■ Written problem
Repeat the data that follows, word for word, without the images.

■ Information shown
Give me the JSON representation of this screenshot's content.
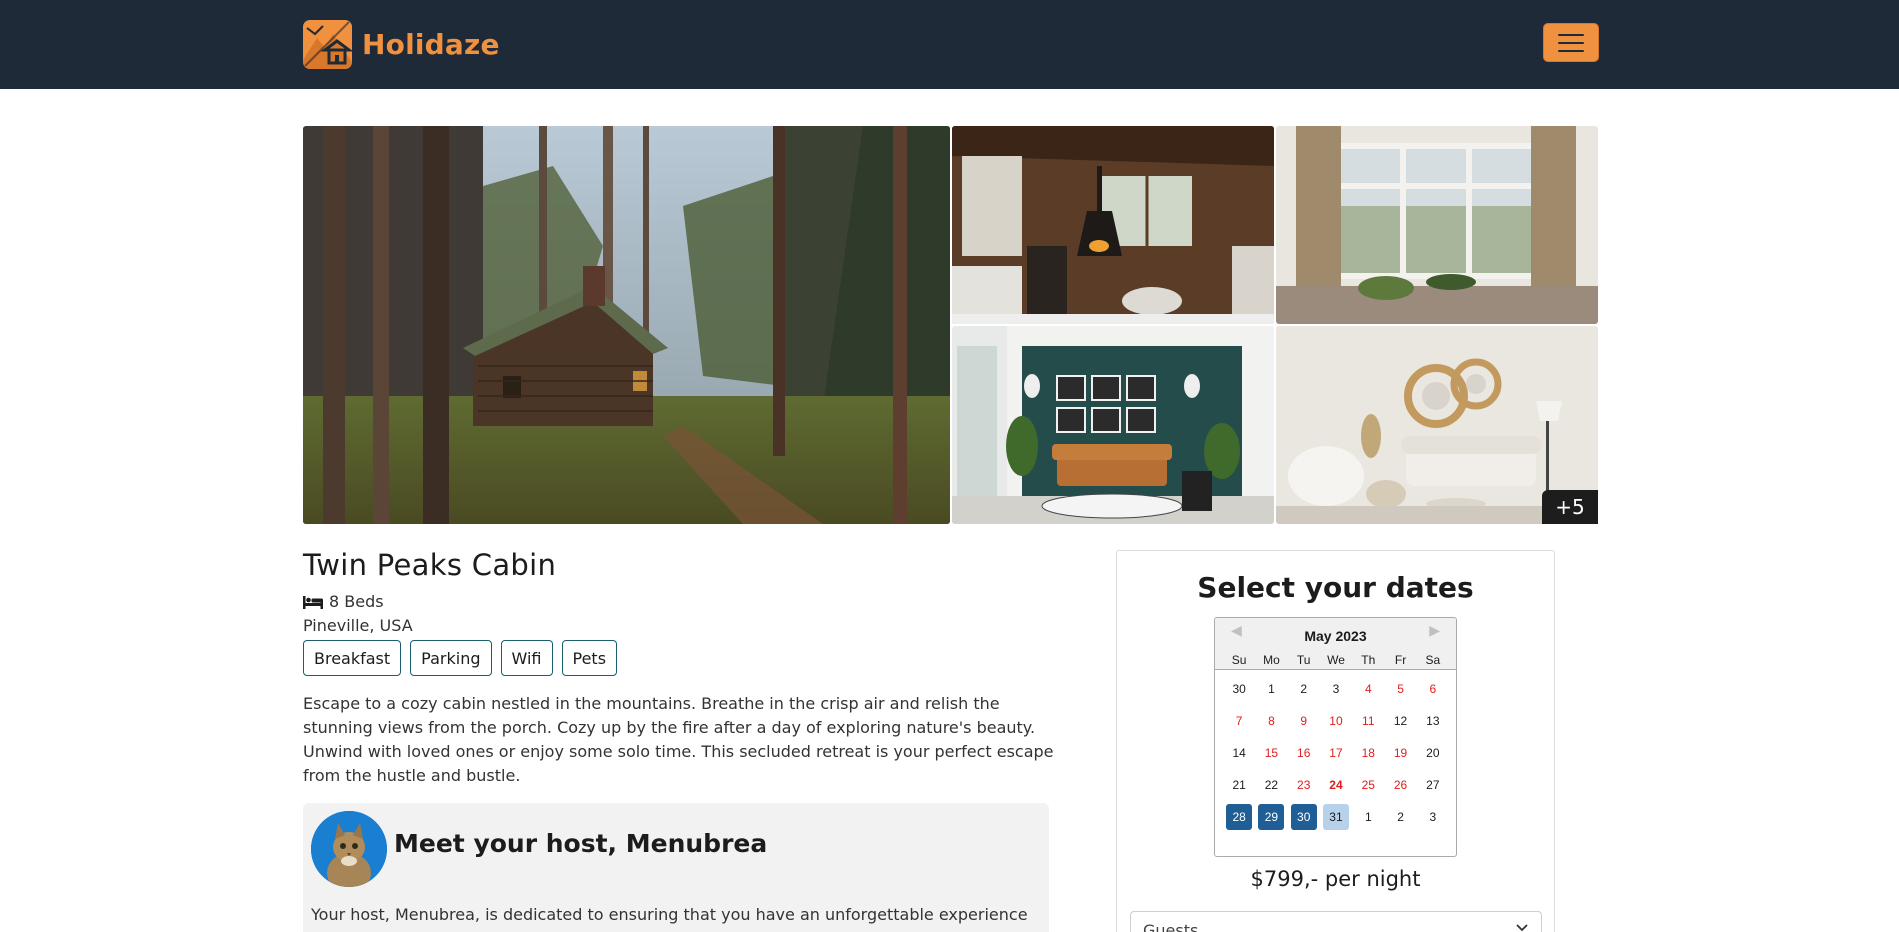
{
  "navbar": {
    "brand": "Holidaze",
    "logo_icon": "cabin-logo-icon",
    "menu_icon": "hamburger-icon",
    "accent_color": "#f0913f",
    "background_color": "#1f2a38"
  },
  "gallery": {
    "more_label": "+5"
  },
  "venue": {
    "title": "Twin Peaks Cabin",
    "beds_icon": "bed-icon",
    "beds": "8 Beds",
    "location": "Pineville, USA",
    "amenities": [
      "Breakfast",
      "Parking",
      "Wifi",
      "Pets"
    ],
    "description": "Escape to a cozy cabin nestled in the mountains. Breathe in the crisp air and relish the stunning views from the porch. Cozy up by the fire after a day of exploring nature's beauty. Unwind with loved ones or enjoy some solo time. This secluded retreat is your perfect escape from the hustle and bustle."
  },
  "host": {
    "title": "Meet your host, Menubrea",
    "text": "Your host, Menubrea, is dedicated to ensuring that you have an unforgettable experience"
  },
  "booking": {
    "title": "Select your dates",
    "calendar": {
      "month": "May 2023",
      "prev_icon": "chevron-left-icon",
      "next_icon": "chevron-right-icon",
      "weekdays": [
        "Su",
        "Mo",
        "Tu",
        "We",
        "Th",
        "Fr",
        "Sa"
      ],
      "days": [
        {
          "d": "30",
          "s": "other"
        },
        {
          "d": "1",
          "s": ""
        },
        {
          "d": "2",
          "s": ""
        },
        {
          "d": "3",
          "s": ""
        },
        {
          "d": "4",
          "s": "booked"
        },
        {
          "d": "5",
          "s": "booked"
        },
        {
          "d": "6",
          "s": "booked"
        },
        {
          "d": "7",
          "s": "booked"
        },
        {
          "d": "8",
          "s": "booked"
        },
        {
          "d": "9",
          "s": "booked"
        },
        {
          "d": "10",
          "s": "booked"
        },
        {
          "d": "11",
          "s": "booked"
        },
        {
          "d": "12",
          "s": ""
        },
        {
          "d": "13",
          "s": ""
        },
        {
          "d": "14",
          "s": ""
        },
        {
          "d": "15",
          "s": "booked"
        },
        {
          "d": "16",
          "s": "booked"
        },
        {
          "d": "17",
          "s": "booked"
        },
        {
          "d": "18",
          "s": "booked"
        },
        {
          "d": "19",
          "s": "booked"
        },
        {
          "d": "20",
          "s": ""
        },
        {
          "d": "21",
          "s": ""
        },
        {
          "d": "22",
          "s": ""
        },
        {
          "d": "23",
          "s": "booked"
        },
        {
          "d": "24",
          "s": "today"
        },
        {
          "d": "25",
          "s": "booked"
        },
        {
          "d": "26",
          "s": "booked"
        },
        {
          "d": "27",
          "s": ""
        },
        {
          "d": "28",
          "s": "sel"
        },
        {
          "d": "29",
          "s": "sel"
        },
        {
          "d": "30",
          "s": "sel"
        },
        {
          "d": "31",
          "s": "hov"
        },
        {
          "d": "1",
          "s": "other"
        },
        {
          "d": "2",
          "s": "other"
        },
        {
          "d": "3",
          "s": "other"
        }
      ]
    },
    "price": "$799,- per night",
    "guests_placeholder": "Guests",
    "guests_icon": "chevron-down-icon"
  }
}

■ Complete output
Give me the JSON representation of this screenshot's content.
{
  "navbar": {
    "brand": "Holidaze",
    "logo_icon": "cabin-logo-icon",
    "menu_icon": "hamburger-icon",
    "accent_color": "#f0913f",
    "background_color": "#1f2a38"
  },
  "gallery": {
    "more_label": "+5"
  },
  "venue": {
    "title": "Twin Peaks Cabin",
    "beds_icon": "bed-icon",
    "beds": "8 Beds",
    "location": "Pineville, USA",
    "amenities": [
      "Breakfast",
      "Parking",
      "Wifi",
      "Pets"
    ],
    "description": "Escape to a cozy cabin nestled in the mountains. Breathe in the crisp air and relish the stunning views from the porch. Cozy up by the fire after a day of exploring nature's beauty. Unwind with loved ones or enjoy some solo time. This secluded retreat is your perfect escape from the hustle and bustle."
  },
  "host": {
    "title": "Meet your host, Menubrea",
    "text": "Your host, Menubrea, is dedicated to ensuring that you have an unforgettable experience"
  },
  "booking": {
    "title": "Select your dates",
    "calendar": {
      "month": "May 2023",
      "prev_icon": "chevron-left-icon",
      "next_icon": "chevron-right-icon",
      "weekdays": [
        "Su",
        "Mo",
        "Tu",
        "We",
        "Th",
        "Fr",
        "Sa"
      ],
      "days": [
        {
          "d": "30",
          "s": "other"
        },
        {
          "d": "1",
          "s": ""
        },
        {
          "d": "2",
          "s": ""
        },
        {
          "d": "3",
          "s": ""
        },
        {
          "d": "4",
          "s": "booked"
        },
        {
          "d": "5",
          "s": "booked"
        },
        {
          "d": "6",
          "s": "booked"
        },
        {
          "d": "7",
          "s": "booked"
        },
        {
          "d": "8",
          "s": "booked"
        },
        {
          "d": "9",
          "s": "booked"
        },
        {
          "d": "10",
          "s": "booked"
        },
        {
          "d": "11",
          "s": "booked"
        },
        {
          "d": "12",
          "s": ""
        },
        {
          "d": "13",
          "s": ""
        },
        {
          "d": "14",
          "s": ""
        },
        {
          "d": "15",
          "s": "booked"
        },
        {
          "d": "16",
          "s": "booked"
        },
        {
          "d": "17",
          "s": "booked"
        },
        {
          "d": "18",
          "s": "booked"
        },
        {
          "d": "19",
          "s": "booked"
        },
        {
          "d": "20",
          "s": ""
        },
        {
          "d": "21",
          "s": ""
        },
        {
          "d": "22",
          "s": ""
        },
        {
          "d": "23",
          "s": "booked"
        },
        {
          "d": "24",
          "s": "today"
        },
        {
          "d": "25",
          "s": "booked"
        },
        {
          "d": "26",
          "s": "booked"
        },
        {
          "d": "27",
          "s": ""
        },
        {
          "d": "28",
          "s": "sel"
        },
        {
          "d": "29",
          "s": "sel"
        },
        {
          "d": "30",
          "s": "sel"
        },
        {
          "d": "31",
          "s": "hov"
        },
        {
          "d": "1",
          "s": "other"
        },
        {
          "d": "2",
          "s": "other"
        },
        {
          "d": "3",
          "s": "other"
        }
      ]
    },
    "price": "$799,- per night",
    "guests_placeholder": "Guests",
    "guests_icon": "chevron-down-icon"
  }
}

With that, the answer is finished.